The request
Every line of the material is to be quoted verbatim, minus the pictures.

Records to process
+--

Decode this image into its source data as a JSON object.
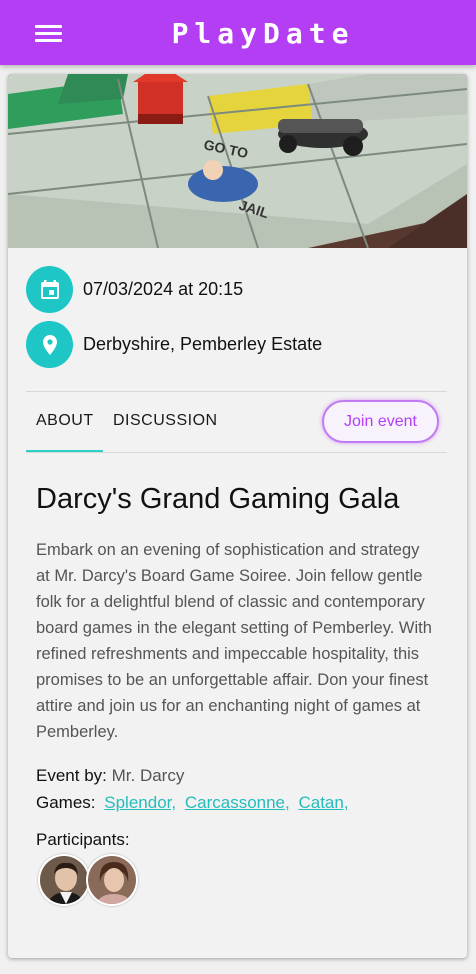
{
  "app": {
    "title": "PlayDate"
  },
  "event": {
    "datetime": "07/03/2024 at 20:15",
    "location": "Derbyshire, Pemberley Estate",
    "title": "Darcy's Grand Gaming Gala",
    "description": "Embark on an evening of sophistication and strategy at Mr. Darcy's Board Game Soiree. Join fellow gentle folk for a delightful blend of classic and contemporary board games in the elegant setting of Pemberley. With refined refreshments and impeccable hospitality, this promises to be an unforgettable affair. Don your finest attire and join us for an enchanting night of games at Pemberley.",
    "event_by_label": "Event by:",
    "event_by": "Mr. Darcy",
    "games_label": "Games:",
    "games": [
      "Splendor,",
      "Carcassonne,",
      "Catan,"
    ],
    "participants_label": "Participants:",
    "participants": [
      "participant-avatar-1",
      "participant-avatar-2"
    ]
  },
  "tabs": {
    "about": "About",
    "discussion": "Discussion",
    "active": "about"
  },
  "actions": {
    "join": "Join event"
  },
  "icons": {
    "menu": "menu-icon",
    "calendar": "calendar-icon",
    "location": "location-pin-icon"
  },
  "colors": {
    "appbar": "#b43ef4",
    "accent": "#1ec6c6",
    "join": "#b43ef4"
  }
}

+--

In response
Decode this image into its source data as a JSON object.
{
  "app": {
    "title": "PlayDate"
  },
  "event": {
    "datetime": "07/03/2024 at 20:15",
    "location": "Derbyshire, Pemberley Estate",
    "title": "Darcy's Grand Gaming Gala",
    "description": "Embark on an evening of sophistication and strategy at Mr. Darcy's Board Game Soiree. Join fellow gentle folk for a delightful blend of classic and contemporary board games in the elegant setting of Pemberley. With refined refreshments and impeccable hospitality, this promises to be an unforgettable affair. Don your finest attire and join us for an enchanting night of games at Pemberley.",
    "event_by_label": "Event by:",
    "event_by": "Mr. Darcy",
    "games_label": "Games:",
    "games": [
      "Splendor,",
      "Carcassonne,",
      "Catan,"
    ],
    "participants_label": "Participants:",
    "participants": [
      "participant-avatar-1",
      "participant-avatar-2"
    ]
  },
  "tabs": {
    "about": "About",
    "discussion": "Discussion",
    "active": "about"
  },
  "actions": {
    "join": "Join event"
  },
  "icons": {
    "menu": "menu-icon",
    "calendar": "calendar-icon",
    "location": "location-pin-icon"
  },
  "colors": {
    "appbar": "#b43ef4",
    "accent": "#1ec6c6",
    "join": "#b43ef4"
  }
}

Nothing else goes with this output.